* **GIVEN REQUEST**:
Find every line in the records that holds the string "Expert". Copy each one.

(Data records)
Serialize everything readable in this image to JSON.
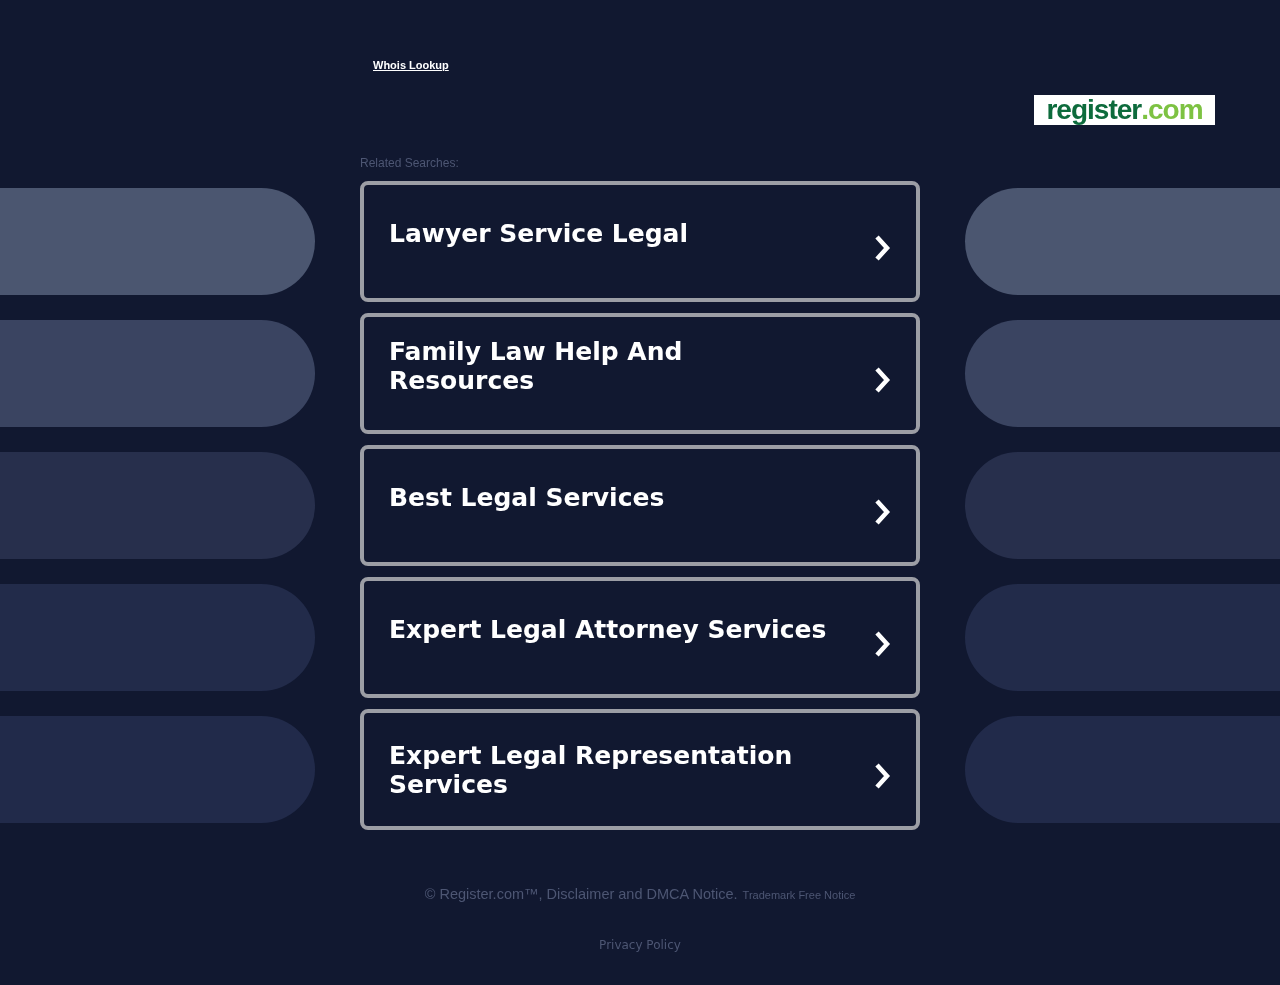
{
  "header": {
    "whois_link": "Whois Lookup",
    "logo": {
      "name": "register",
      "suffix": ".com"
    }
  },
  "related_label": "Related Searches:",
  "searches": [
    {
      "label": "Lawyer Service Legal"
    },
    {
      "label": "Family Law Help And Resources"
    },
    {
      "label": "Best Legal Services"
    },
    {
      "label": "Expert Legal Attorney Services"
    },
    {
      "label": "Expert Legal Representation Services"
    }
  ],
  "footer": {
    "copyright": "© Register.com™, Disclaimer and DMCA Notice.",
    "trademark_link": "Trademark Free Notice",
    "privacy_link": "Privacy Policy"
  }
}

* **SOLVED PROBLEM**:
      "label": "Expert Legal Attorney Services"
      "label": "Expert Legal Representation Services"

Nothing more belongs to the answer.